*SUPPLIED INFORMATION:*
^^^^^^^^
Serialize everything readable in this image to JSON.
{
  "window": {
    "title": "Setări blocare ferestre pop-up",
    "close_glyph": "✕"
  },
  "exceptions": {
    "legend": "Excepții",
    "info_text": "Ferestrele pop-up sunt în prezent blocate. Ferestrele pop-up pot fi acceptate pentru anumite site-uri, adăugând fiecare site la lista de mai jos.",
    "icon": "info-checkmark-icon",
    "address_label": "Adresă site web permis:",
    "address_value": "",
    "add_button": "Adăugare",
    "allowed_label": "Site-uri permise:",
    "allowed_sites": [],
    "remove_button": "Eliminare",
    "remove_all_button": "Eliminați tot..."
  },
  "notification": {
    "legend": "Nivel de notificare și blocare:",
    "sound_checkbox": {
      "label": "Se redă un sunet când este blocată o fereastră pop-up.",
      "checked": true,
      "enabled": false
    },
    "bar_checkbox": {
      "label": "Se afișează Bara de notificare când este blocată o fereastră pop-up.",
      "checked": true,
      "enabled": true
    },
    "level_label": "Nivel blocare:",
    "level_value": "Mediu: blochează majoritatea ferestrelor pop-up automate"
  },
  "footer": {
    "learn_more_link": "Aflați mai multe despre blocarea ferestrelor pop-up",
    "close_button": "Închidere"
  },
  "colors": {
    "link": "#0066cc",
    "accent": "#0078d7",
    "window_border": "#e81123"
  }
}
^^^^^^^^
*DIRECTION:* Among the lines of the material above, how many include the string "când"? Report only that number.

*RIGHT ANSWER:* 2